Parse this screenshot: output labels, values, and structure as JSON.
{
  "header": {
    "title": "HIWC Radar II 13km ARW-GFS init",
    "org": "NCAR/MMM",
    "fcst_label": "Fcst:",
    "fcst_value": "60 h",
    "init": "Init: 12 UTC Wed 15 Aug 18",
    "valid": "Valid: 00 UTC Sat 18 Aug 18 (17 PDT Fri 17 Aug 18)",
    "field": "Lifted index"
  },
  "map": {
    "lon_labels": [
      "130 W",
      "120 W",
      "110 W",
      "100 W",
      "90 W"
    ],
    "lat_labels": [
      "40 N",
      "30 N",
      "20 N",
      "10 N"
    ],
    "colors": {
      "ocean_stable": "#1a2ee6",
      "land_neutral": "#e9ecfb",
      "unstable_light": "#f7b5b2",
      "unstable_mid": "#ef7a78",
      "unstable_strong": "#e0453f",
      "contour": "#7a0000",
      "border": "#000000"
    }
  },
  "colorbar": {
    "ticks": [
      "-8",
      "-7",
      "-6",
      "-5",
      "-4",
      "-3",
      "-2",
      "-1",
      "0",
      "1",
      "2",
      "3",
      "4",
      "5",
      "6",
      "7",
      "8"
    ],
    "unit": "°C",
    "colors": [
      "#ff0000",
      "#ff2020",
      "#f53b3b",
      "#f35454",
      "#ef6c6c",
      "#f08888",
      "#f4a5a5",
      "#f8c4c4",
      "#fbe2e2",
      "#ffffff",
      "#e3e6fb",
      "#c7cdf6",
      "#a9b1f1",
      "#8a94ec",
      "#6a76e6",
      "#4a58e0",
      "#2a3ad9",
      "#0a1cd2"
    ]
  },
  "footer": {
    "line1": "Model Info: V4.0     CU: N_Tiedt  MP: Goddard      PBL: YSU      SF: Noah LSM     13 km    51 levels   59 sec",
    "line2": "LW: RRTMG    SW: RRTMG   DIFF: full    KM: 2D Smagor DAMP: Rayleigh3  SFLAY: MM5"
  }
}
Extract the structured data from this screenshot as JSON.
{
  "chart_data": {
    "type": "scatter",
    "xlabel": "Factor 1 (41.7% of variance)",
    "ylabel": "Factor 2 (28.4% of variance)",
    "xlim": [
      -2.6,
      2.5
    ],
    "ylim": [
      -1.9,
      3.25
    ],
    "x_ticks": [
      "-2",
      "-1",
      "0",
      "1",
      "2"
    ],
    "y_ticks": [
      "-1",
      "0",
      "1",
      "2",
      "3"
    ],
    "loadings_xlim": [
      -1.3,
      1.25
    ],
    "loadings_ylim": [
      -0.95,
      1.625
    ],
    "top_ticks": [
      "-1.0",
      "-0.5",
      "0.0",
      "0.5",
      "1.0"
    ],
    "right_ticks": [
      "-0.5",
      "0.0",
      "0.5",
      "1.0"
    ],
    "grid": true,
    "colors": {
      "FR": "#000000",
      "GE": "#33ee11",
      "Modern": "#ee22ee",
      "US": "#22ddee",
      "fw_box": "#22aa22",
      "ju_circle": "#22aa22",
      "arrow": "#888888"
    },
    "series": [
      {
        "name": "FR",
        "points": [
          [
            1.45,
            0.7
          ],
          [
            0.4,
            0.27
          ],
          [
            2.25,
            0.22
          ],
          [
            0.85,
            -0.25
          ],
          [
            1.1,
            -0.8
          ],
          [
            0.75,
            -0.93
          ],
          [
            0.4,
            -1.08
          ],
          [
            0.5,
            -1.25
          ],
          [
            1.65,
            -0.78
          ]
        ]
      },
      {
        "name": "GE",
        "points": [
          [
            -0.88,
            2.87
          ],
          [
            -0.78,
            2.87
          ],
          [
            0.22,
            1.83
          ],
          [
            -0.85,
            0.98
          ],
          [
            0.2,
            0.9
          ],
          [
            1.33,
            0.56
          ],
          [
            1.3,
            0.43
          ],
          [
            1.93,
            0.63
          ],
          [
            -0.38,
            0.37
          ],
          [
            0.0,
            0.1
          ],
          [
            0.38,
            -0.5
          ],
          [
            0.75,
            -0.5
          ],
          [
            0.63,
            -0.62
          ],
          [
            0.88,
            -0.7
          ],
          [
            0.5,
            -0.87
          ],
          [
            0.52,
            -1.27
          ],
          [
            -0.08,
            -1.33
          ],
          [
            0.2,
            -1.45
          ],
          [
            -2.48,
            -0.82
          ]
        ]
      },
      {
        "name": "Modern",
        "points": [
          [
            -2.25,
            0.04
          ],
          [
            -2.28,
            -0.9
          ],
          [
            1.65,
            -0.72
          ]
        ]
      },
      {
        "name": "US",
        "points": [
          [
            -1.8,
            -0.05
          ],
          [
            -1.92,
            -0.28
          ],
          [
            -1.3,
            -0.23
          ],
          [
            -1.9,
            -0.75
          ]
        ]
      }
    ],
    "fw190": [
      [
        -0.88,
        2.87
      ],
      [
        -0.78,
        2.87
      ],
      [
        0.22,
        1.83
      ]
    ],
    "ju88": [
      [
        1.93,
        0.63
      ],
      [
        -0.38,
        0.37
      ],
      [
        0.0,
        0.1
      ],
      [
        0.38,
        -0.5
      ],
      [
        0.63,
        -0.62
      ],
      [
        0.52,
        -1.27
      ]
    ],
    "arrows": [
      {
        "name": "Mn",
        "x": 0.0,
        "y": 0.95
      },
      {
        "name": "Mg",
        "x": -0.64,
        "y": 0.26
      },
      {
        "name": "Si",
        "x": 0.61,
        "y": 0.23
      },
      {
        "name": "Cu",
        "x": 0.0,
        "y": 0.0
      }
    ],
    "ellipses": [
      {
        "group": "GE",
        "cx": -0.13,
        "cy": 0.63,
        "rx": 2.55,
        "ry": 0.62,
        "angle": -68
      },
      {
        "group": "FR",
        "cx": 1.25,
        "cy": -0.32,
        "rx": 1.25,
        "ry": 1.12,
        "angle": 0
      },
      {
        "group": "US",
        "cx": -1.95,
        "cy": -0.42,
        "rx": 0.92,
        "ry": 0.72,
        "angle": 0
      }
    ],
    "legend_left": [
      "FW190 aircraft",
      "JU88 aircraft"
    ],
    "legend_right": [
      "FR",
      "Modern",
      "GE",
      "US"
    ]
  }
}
═══
**Given problem**
Copy out all of the data exactly, leaving nothing out.

**Solution to this exercise**
Parse this screenshot: output labels, values, and structure as JSON.
{
  "header": {
    "title": "HIWC Radar II 13km ARW-GFS init",
    "org": "NCAR/MMM",
    "fcst_label": "Fcst:",
    "fcst_value": "60 h",
    "init": "Init: 12 UTC Wed 15 Aug 18",
    "valid": "Valid: 00 UTC Sat 18 Aug 18 (17 PDT Fri 17 Aug 18)",
    "field": "Lifted index"
  },
  "map": {
    "lon_labels": [
      "130 W",
      "120 W",
      "110 W",
      "100 W",
      "90 W"
    ],
    "lat_labels": [
      "40 N",
      "30 N",
      "20 N",
      "10 N"
    ],
    "colors": {
      "ocean_stable": "#1a2ee6",
      "land_neutral": "#e9ecfb",
      "unstable_light": "#f7b5b2",
      "unstable_mid": "#ef7a78",
      "unstable_strong": "#e0453f",
      "contour": "#7a0000",
      "border": "#000000"
    }
  },
  "colorbar": {
    "ticks": [
      "-8",
      "-7",
      "-6",
      "-5",
      "-4",
      "-3",
      "-2",
      "-1",
      "0",
      "1",
      "2",
      "3",
      "4",
      "5",
      "6",
      "7",
      "8"
    ],
    "unit": "°C",
    "colors": [
      "#ff0000",
      "#ff2020",
      "#f53b3b",
      "#f35454",
      "#ef6c6c",
      "#f08888",
      "#f4a5a5",
      "#f8c4c4",
      "#fbe2e2",
      "#ffffff",
      "#e3e6fb",
      "#c7cdf6",
      "#a9b1f1",
      "#8a94ec",
      "#6a76e6",
      "#4a58e0",
      "#2a3ad9",
      "#0a1cd2"
    ]
  },
  "footer": {
    "line1": "Model Info: V4.0     CU: N_Tiedt  MP: Goddard      PBL: YSU      SF: Noah LSM     13 km    51 levels   59 sec",
    "line2": "LW: RRTMG    SW: RRTMG   DIFF: full    KM: 2D Smagor DAMP: Rayleigh3  SFLAY: MM5"
  }
}
Extract the structured data from this screenshot as JSON.
{
  "chart_data": {
    "type": "scatter",
    "xlabel": "Factor 1 (41.7% of variance)",
    "ylabel": "Factor 2 (28.4% of variance)",
    "xlim": [
      -2.6,
      2.5
    ],
    "ylim": [
      -1.9,
      3.25
    ],
    "x_ticks": [
      "-2",
      "-1",
      "0",
      "1",
      "2"
    ],
    "y_ticks": [
      "-1",
      "0",
      "1",
      "2",
      "3"
    ],
    "loadings_xlim": [
      -1.3,
      1.25
    ],
    "loadings_ylim": [
      -0.95,
      1.625
    ],
    "top_ticks": [
      "-1.0",
      "-0.5",
      "0.0",
      "0.5",
      "1.0"
    ],
    "right_ticks": [
      "-0.5",
      "0.0",
      "0.5",
      "1.0"
    ],
    "grid": true,
    "colors": {
      "FR": "#000000",
      "GE": "#33ee11",
      "Modern": "#ee22ee",
      "US": "#22ddee",
      "fw_box": "#22aa22",
      "ju_circle": "#22aa22",
      "arrow": "#888888"
    },
    "series": [
      {
        "name": "FR",
        "points": [
          [
            1.45,
            0.7
          ],
          [
            0.4,
            0.27
          ],
          [
            2.25,
            0.22
          ],
          [
            0.85,
            -0.25
          ],
          [
            1.1,
            -0.8
          ],
          [
            0.75,
            -0.93
          ],
          [
            0.4,
            -1.08
          ],
          [
            0.5,
            -1.25
          ],
          [
            1.65,
            -0.78
          ]
        ]
      },
      {
        "name": "GE",
        "points": [
          [
            -0.88,
            2.87
          ],
          [
            -0.78,
            2.87
          ],
          [
            0.22,
            1.83
          ],
          [
            -0.85,
            0.98
          ],
          [
            0.2,
            0.9
          ],
          [
            1.33,
            0.56
          ],
          [
            1.3,
            0.43
          ],
          [
            1.93,
            0.63
          ],
          [
            -0.38,
            0.37
          ],
          [
            0.0,
            0.1
          ],
          [
            0.38,
            -0.5
          ],
          [
            0.75,
            -0.5
          ],
          [
            0.63,
            -0.62
          ],
          [
            0.88,
            -0.7
          ],
          [
            0.5,
            -0.87
          ],
          [
            0.52,
            -1.27
          ],
          [
            -0.08,
            -1.33
          ],
          [
            0.2,
            -1.45
          ],
          [
            -2.48,
            -0.82
          ]
        ]
      },
      {
        "name": "Modern",
        "points": [
          [
            -2.25,
            0.04
          ],
          [
            -2.28,
            -0.9
          ],
          [
            1.65,
            -0.72
          ]
        ]
      },
      {
        "name": "US",
        "points": [
          [
            -1.8,
            -0.05
          ],
          [
            -1.92,
            -0.28
          ],
          [
            -1.3,
            -0.23
          ],
          [
            -1.9,
            -0.75
          ]
        ]
      }
    ],
    "fw190": [
      [
        -0.88,
        2.87
      ],
      [
        -0.78,
        2.87
      ],
      [
        0.22,
        1.83
      ]
    ],
    "ju88": [
      [
        1.93,
        0.63
      ],
      [
        -0.38,
        0.37
      ],
      [
        0.0,
        0.1
      ],
      [
        0.38,
        -0.5
      ],
      [
        0.63,
        -0.62
      ],
      [
        0.52,
        -1.27
      ]
    ],
    "arrows": [
      {
        "name": "Mn",
        "x": 0.0,
        "y": 0.95
      },
      {
        "name": "Mg",
        "x": -0.64,
        "y": 0.26
      },
      {
        "name": "Si",
        "x": 0.61,
        "y": 0.23
      },
      {
        "name": "Cu",
        "x": 0.0,
        "y": 0.0
      }
    ],
    "ellipses": [
      {
        "group": "GE",
        "cx": -0.13,
        "cy": 0.63,
        "rx": 2.55,
        "ry": 0.62,
        "angle": -68
      },
      {
        "group": "FR",
        "cx": 1.25,
        "cy": -0.32,
        "rx": 1.25,
        "ry": 1.12,
        "angle": 0
      },
      {
        "group": "US",
        "cx": -1.95,
        "cy": -0.42,
        "rx": 0.92,
        "ry": 0.72,
        "angle": 0
      }
    ],
    "legend_left": [
      "FW190 aircraft",
      "JU88 aircraft"
    ],
    "legend_right": [
      "FR",
      "Modern",
      "GE",
      "US"
    ]
  }
}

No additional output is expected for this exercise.